* Task to complete *
Copy each line exactly. Drop every picture.

A run of records:
········
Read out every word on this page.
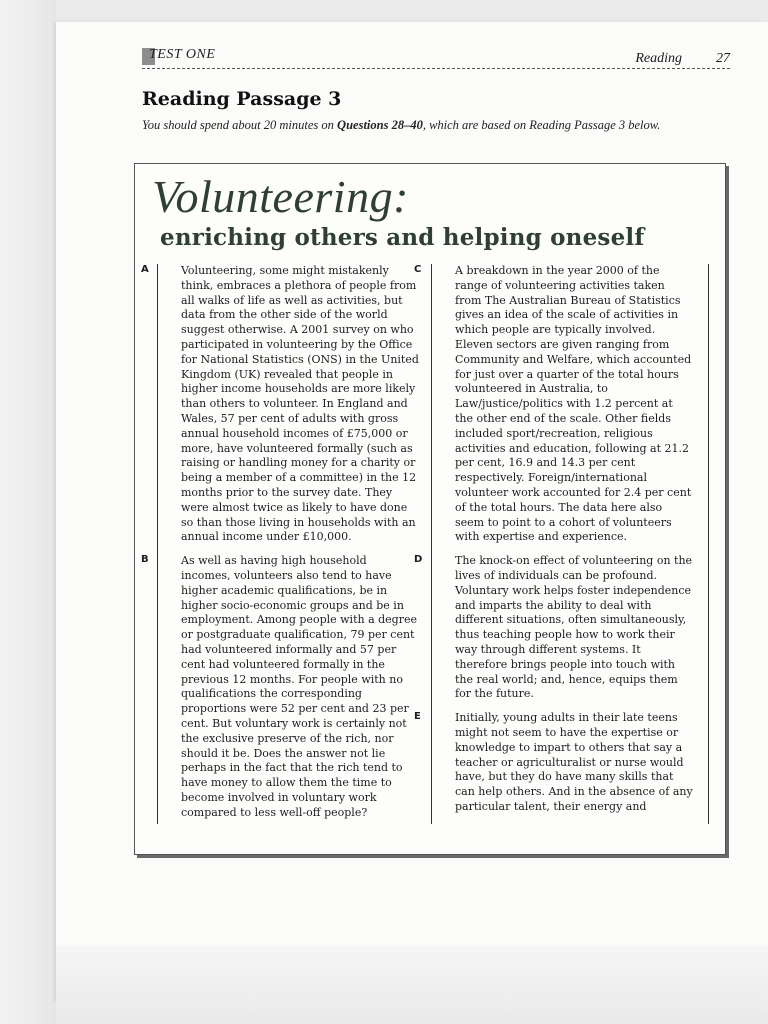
TEST ONE	Reading 27
Reading Passage 3
You should spend about 20 minutes on Questions 28–40, which are based on Reading Passage 3 below.
Volunteering:
enriching others and helping oneself
A	Volunteering, some might mistakenly think, embraces a plethora of people from all walks of life as well as activities, but data from the other side of the world suggest otherwise. A 2001 survey on who participated in volunteering by the Office for National Statistics (ONS) in the United Kingdom (UK) revealed that people in higher income households are more likely than others to volunteer. In England and Wales, 57 per cent of adults with gross annual household incomes of £75,000 or more, have volunteered formally (such as raising or handling money for a charity or being a member of a committee) in the 12 months prior to the survey date. They were almost twice as likely to have done so than those living in households with an annual income under £10,000.

B	As well as having high household incomes, volunteers also tend to have higher academic qualifications, be in higher socio-economic groups and be in employment. Among people with a degree or postgraduate qualification, 79 per cent had volunteered informally and 57 per cent had volunteered formally in the previous 12 months. For people with no qualifications the corresponding proportions were 52 per cent and 23 per cent. But voluntary work is certainly not the exclusive preserve of the rich, nor should it be. Does the answer not lie perhaps in the fact that the rich tend to have money to allow them the time to become involved in voluntary work compared to less well-off people?

C	A breakdown in the year 2000 of the range of volunteering activities taken from The Australian Bureau of Statistics gives an idea of the scale of activities in which people are typically involved. Eleven sectors are given ranging from Community and Welfare, which accounted for just over a quarter of the total hours volunteered in Australia, to Law/justice/politics with 1.2 percent at the other end of the scale. Other fields included sport/recreation, religious activities and education, following at 21.2 per cent, 16.9 and 14.3 per cent respectively. Foreign/international volunteer work accounted for 2.4 per cent of the total hours. The data here also seem to point to a cohort of volunteers with expertise and experience.

D	The knock-on effect of volunteering on the lives of individuals can be profound. Voluntary work helps foster independence and imparts the ability to deal with different situations, often simultaneously, thus teaching people how to work their way through different systems. It therefore brings people into touch with the real world; and, hence, equips them for the future.

E	Initially, young adults in their late teens might not seem to have the expertise or knowledge to impart to others that say a teacher or agriculturalist or nurse would have, but they do have many skills that can help others. And in the absence of any particular talent, their energy and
········
* Result below *
Read out every word on this page.
TEST ONE	Reading 27
Reading Passage 3
You should spend about 20 minutes on Questions 28–40, which are based on Reading Passage 3 below.
Volunteering:
enriching others and helping oneself
A	Volunteering, some might mistakenly think, embraces a plethora of people from all walks of life as well as activities, but data from the other side of the world suggest otherwise. A 2001 survey on who participated in volunteering by the Office for National Statistics (ONS) in the United Kingdom (UK) revealed that people in higher income households are more likely than others to volunteer. In England and Wales, 57 per cent of adults with gross annual household incomes of £75,000 or more, have volunteered formally (such as raising or handling money for a charity or being a member of a committee) in the 12 months prior to the survey date. They were almost twice as likely to have done so than those living in households with an annual income under £10,000.

B	As well as having high household incomes, volunteers also tend to have higher academic qualifications, be in higher socio-economic groups and be in employment. Among people with a degree or postgraduate qualification, 79 per cent had volunteered informally and 57 per cent had volunteered formally in the previous 12 months. For people with no qualifications the corresponding proportions were 52 per cent and 23 per cent. But voluntary work is certainly not the exclusive preserve of the rich, nor should it be. Does the answer not lie perhaps in the fact that the rich tend to have money to allow them the time to become involved in voluntary work compared to less well-off people?

C	A breakdown in the year 2000 of the range of volunteering activities taken from The Australian Bureau of Statistics gives an idea of the scale of activities in which people are typically involved. Eleven sectors are given ranging from Community and Welfare, which accounted for just over a quarter of the total hours volunteered in Australia, to Law/justice/politics with 1.2 percent at the other end of the scale. Other fields included sport/recreation, religious activities and education, following at 21.2 per cent, 16.9 and 14.3 per cent respectively. Foreign/international volunteer work accounted for 2.4 per cent of the total hours. The data here also seem to point to a cohort of volunteers with expertise and experience.

D	The knock-on effect of volunteering on the lives of individuals can be profound. Voluntary work helps foster independence and imparts the ability to deal with different situations, often simultaneously, thus teaching people how to work their way through different systems. It therefore brings people into touch with the real world; and, hence, equips them for the future.

E	Initially, young adults in their late teens might not seem to have the expertise or knowledge to impart to others that say a teacher or agriculturalist or nurse would have, but they do have many skills that can help others. And in the absence of any particular talent, their energy and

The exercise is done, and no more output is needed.